■ **Task to complete**:
Print the listing below in its entirety, character for character.

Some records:
[Begin]
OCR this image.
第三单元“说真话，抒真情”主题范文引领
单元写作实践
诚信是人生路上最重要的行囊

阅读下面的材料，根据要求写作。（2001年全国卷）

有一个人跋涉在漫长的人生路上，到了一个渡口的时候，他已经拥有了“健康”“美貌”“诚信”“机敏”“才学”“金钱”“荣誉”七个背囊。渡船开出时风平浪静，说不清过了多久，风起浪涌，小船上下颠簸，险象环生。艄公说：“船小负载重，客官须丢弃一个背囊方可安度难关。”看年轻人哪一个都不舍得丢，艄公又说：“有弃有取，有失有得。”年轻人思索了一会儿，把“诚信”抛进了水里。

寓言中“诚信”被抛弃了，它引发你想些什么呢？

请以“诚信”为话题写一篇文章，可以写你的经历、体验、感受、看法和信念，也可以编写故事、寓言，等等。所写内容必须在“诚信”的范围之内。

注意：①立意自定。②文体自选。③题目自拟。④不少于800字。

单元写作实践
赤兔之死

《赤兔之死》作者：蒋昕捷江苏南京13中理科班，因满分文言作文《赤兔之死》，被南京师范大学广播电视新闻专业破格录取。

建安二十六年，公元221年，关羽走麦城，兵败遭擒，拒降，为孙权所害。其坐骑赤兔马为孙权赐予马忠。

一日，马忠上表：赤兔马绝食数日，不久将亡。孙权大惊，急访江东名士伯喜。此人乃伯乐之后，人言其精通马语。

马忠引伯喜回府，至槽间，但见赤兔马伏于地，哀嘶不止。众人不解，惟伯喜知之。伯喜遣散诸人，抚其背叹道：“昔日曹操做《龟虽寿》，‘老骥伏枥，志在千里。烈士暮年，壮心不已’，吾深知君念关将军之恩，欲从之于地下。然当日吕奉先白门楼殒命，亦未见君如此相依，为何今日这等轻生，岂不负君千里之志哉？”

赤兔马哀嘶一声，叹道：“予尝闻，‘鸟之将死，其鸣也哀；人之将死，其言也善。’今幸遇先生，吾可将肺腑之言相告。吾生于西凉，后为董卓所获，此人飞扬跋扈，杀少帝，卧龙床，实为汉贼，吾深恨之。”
[End]
■ **Correct answer**:
OCR this image.
第三单元“说真话，抒真情”主题范文引领
单元写作实践
诚信是人生路上最重要的行囊

阅读下面的材料，根据要求写作。（2001年全国卷）

有一个人跋涉在漫长的人生路上，到了一个渡口的时候，他已经拥有了“健康”“美貌”“诚信”“机敏”“才学”“金钱”“荣誉”七个背囊。渡船开出时风平浪静，说不清过了多久，风起浪涌，小船上下颠簸，险象环生。艄公说：“船小负载重，客官须丢弃一个背囊方可安度难关。”看年轻人哪一个都不舍得丢，艄公又说：“有弃有取，有失有得。”年轻人思索了一会儿，把“诚信”抛进了水里。

寓言中“诚信”被抛弃了，它引发你想些什么呢？

请以“诚信”为话题写一篇文章，可以写你的经历、体验、感受、看法和信念，也可以编写故事、寓言，等等。所写内容必须在“诚信”的范围之内。

注意：①立意自定。②文体自选。③题目自拟。④不少于800字。

单元写作实践
赤兔之死

《赤兔之死》作者：蒋昕捷江苏南京13中理科班，因满分文言作文《赤兔之死》，被南京师范大学广播电视新闻专业破格录取。

建安二十六年，公元221年，关羽走麦城，兵败遭擒，拒降，为孙权所害。其坐骑赤兔马为孙权赐予马忠。

一日，马忠上表：赤兔马绝食数日，不久将亡。孙权大惊，急访江东名士伯喜。此人乃伯乐之后，人言其精通马语。

马忠引伯喜回府，至槽间，但见赤兔马伏于地，哀嘶不止。众人不解，惟伯喜知之。伯喜遣散诸人，抚其背叹道：“昔日曹操做《龟虽寿》，‘老骥伏枥，志在千里。烈士暮年，壮心不已’，吾深知君念关将军之恩，欲从之于地下。然当日吕奉先白门楼殒命，亦未见君如此相依，为何今日这等轻生，岂不负君千里之志哉？”

赤兔马哀嘶一声，叹道：“予尝闻，‘鸟之将死，其鸣也哀；人之将死，其言也善。’今幸遇先生，吾可将肺腑之言相告。吾生于西凉，后为董卓所获，此人飞扬跋扈，杀少帝，卧龙床，实为汉贼，吾深恨之。”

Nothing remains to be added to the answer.